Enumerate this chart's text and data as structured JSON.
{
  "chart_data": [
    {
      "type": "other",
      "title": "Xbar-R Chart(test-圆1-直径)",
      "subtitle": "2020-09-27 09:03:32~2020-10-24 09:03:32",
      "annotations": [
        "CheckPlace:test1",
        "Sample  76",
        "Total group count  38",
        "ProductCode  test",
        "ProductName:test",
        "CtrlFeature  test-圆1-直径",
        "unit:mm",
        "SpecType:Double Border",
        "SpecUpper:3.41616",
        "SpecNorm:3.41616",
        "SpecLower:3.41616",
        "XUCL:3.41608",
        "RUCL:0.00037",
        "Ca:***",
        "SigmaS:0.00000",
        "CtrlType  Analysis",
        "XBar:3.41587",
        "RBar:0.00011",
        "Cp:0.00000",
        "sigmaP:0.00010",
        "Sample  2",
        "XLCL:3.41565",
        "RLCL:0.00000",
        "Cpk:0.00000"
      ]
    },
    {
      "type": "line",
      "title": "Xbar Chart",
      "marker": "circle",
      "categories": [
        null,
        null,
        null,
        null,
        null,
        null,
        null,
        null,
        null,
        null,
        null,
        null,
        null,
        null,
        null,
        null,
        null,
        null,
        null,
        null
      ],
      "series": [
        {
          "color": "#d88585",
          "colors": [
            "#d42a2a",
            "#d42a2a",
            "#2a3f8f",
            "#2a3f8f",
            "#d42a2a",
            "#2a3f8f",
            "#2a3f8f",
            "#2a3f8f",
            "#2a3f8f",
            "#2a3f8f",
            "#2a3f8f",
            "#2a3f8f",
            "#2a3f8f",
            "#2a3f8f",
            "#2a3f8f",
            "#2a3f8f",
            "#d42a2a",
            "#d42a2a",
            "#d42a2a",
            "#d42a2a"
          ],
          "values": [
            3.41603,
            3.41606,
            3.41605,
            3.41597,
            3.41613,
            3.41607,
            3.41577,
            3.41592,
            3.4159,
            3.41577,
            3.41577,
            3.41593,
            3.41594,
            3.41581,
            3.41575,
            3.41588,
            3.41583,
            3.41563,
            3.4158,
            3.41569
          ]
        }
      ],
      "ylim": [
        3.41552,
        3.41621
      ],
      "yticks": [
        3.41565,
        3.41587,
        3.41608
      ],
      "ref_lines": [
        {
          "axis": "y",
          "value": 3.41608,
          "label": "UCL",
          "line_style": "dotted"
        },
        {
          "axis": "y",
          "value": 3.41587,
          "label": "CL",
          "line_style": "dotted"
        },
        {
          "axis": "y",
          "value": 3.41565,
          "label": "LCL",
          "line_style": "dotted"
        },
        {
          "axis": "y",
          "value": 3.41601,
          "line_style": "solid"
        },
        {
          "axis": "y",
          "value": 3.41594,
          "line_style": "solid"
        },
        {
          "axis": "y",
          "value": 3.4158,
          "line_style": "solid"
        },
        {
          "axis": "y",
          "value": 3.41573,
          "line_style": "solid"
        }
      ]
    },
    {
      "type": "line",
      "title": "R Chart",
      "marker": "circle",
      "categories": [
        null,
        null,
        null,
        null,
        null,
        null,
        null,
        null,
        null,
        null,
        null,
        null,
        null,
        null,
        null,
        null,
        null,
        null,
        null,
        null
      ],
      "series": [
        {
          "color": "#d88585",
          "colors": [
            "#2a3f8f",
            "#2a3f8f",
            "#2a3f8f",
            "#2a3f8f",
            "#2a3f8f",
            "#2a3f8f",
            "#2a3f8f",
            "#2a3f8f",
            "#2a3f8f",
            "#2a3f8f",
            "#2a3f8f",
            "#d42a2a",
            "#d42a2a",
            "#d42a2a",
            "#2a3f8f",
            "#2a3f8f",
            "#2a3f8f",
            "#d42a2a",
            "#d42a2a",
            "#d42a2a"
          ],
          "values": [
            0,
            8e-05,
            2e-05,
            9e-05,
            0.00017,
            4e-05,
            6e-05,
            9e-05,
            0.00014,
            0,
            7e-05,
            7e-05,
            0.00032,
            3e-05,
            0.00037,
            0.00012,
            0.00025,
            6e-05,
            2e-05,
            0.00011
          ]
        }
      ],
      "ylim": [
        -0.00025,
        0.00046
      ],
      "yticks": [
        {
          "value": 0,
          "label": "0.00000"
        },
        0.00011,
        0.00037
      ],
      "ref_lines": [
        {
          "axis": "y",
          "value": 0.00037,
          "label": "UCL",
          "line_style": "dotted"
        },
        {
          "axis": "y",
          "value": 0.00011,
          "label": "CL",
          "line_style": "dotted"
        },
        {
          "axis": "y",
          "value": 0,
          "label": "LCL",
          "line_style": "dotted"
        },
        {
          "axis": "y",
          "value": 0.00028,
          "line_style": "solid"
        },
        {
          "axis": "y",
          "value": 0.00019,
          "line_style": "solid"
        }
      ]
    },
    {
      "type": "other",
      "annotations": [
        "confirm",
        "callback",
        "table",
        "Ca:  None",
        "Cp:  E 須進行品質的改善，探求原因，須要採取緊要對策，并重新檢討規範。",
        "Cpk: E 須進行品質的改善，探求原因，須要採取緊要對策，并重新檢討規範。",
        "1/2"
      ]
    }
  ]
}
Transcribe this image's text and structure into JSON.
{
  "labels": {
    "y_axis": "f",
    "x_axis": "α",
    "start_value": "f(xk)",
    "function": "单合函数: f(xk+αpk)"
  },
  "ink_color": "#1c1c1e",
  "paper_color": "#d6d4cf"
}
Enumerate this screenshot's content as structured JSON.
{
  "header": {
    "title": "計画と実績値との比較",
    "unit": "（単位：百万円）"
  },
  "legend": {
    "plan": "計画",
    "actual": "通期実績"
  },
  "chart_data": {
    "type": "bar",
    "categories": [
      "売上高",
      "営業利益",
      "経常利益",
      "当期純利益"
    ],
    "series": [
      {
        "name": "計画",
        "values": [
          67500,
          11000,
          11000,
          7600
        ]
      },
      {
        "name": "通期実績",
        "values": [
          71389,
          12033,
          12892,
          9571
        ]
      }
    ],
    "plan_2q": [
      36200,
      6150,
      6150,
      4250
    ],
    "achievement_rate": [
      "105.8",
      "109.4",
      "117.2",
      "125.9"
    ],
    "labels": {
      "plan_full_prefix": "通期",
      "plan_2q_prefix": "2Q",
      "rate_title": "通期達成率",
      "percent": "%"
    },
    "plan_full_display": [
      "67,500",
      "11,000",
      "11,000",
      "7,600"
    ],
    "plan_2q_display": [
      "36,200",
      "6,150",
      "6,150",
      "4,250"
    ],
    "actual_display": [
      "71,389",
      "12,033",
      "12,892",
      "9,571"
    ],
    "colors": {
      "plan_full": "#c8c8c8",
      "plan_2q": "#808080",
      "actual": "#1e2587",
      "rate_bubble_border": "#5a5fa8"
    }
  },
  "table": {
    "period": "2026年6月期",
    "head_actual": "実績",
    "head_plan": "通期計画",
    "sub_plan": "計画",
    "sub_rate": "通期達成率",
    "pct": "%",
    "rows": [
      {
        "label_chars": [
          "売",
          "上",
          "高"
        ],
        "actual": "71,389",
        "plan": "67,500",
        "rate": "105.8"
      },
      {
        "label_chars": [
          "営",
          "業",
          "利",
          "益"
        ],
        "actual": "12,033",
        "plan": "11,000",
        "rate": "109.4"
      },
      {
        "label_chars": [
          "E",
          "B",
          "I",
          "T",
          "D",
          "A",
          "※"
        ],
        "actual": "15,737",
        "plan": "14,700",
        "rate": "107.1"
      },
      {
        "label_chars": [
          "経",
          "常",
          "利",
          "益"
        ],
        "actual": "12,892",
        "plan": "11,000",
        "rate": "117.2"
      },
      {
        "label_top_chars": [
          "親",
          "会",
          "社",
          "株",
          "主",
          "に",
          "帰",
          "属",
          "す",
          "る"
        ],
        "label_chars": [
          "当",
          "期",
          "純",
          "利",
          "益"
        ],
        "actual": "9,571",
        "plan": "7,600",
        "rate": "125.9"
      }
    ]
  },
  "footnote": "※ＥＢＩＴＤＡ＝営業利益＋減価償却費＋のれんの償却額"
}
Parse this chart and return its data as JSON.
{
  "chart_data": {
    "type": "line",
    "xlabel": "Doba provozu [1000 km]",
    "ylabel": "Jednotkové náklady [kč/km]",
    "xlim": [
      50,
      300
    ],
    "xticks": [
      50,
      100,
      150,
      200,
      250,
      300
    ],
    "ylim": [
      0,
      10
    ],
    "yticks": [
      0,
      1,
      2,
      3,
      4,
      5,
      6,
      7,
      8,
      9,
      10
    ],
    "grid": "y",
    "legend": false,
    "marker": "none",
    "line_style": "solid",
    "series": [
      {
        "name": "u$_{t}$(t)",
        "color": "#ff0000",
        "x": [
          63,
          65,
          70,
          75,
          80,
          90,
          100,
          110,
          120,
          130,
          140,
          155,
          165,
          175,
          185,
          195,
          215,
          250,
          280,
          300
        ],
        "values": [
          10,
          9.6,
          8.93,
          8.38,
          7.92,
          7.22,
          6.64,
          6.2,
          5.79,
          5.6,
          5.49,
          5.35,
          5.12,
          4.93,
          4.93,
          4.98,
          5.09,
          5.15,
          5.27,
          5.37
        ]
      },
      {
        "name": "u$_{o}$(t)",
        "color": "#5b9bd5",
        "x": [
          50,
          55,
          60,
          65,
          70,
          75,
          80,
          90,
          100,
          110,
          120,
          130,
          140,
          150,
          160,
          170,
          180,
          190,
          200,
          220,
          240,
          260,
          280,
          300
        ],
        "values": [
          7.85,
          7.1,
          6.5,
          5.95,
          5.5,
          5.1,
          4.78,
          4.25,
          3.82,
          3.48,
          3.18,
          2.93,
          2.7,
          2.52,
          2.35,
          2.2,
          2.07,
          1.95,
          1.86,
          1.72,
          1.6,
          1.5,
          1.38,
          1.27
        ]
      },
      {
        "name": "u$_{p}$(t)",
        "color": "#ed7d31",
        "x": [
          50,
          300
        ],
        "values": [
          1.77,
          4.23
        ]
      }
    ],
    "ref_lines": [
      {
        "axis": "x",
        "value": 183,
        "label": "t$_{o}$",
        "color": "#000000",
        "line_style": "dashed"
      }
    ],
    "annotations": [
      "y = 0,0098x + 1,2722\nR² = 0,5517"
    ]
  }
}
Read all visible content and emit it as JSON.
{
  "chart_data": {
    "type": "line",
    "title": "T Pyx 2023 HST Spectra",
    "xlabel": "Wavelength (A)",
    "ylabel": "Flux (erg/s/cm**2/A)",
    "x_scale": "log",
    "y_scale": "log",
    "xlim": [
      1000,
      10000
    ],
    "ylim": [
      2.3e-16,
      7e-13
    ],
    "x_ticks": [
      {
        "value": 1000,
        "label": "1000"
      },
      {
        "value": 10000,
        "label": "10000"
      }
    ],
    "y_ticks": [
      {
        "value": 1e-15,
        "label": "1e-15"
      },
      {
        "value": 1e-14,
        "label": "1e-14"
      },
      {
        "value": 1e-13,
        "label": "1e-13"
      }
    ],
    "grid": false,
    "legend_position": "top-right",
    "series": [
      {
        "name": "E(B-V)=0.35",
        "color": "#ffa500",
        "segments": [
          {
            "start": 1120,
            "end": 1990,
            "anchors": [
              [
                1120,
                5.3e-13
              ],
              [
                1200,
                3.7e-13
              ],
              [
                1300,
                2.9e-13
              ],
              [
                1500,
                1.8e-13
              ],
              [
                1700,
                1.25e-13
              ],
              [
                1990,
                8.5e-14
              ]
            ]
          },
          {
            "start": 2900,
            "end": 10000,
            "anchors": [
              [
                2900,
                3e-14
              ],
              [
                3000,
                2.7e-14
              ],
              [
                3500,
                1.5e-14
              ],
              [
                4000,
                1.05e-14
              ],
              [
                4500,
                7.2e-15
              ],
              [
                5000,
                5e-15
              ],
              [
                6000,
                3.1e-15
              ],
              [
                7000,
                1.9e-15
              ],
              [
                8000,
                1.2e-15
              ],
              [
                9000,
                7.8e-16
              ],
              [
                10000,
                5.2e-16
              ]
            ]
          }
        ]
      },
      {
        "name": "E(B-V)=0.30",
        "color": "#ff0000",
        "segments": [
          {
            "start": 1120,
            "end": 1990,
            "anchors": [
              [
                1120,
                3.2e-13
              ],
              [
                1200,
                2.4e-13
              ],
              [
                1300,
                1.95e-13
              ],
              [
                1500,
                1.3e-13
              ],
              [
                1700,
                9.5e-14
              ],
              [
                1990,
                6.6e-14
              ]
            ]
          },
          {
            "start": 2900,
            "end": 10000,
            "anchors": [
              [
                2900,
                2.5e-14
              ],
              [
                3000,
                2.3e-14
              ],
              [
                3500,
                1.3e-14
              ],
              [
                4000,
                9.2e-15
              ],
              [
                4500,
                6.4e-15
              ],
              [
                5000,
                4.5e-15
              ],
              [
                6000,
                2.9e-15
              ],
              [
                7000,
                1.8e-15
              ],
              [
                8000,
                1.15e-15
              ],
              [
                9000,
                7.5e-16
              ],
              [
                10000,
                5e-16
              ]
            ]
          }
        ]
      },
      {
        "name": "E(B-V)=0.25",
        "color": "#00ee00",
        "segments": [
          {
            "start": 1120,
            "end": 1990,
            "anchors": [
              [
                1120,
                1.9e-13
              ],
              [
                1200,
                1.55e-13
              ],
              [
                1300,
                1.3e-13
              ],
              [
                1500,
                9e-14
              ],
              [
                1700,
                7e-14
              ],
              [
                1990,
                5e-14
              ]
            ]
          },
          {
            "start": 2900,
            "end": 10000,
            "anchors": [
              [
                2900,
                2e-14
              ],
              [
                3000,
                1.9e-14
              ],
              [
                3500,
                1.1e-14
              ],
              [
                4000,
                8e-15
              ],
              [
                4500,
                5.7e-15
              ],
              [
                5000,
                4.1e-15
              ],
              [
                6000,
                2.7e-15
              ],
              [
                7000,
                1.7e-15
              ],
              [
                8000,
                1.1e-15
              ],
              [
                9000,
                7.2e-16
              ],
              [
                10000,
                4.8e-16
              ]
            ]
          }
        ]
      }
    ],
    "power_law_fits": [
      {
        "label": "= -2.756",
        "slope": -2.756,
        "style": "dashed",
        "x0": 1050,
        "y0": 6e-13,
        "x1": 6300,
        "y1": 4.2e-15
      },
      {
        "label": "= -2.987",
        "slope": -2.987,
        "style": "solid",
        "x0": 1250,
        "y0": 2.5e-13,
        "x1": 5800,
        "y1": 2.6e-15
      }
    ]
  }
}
● ● ● ● ●
Isolate the lines that hold the word "xlabel" and copy all of them.

§ TASK RESPONSE
    "xlabel": "Doba provozu [1000 km]",
    "xlabel": "Wavelength (A)",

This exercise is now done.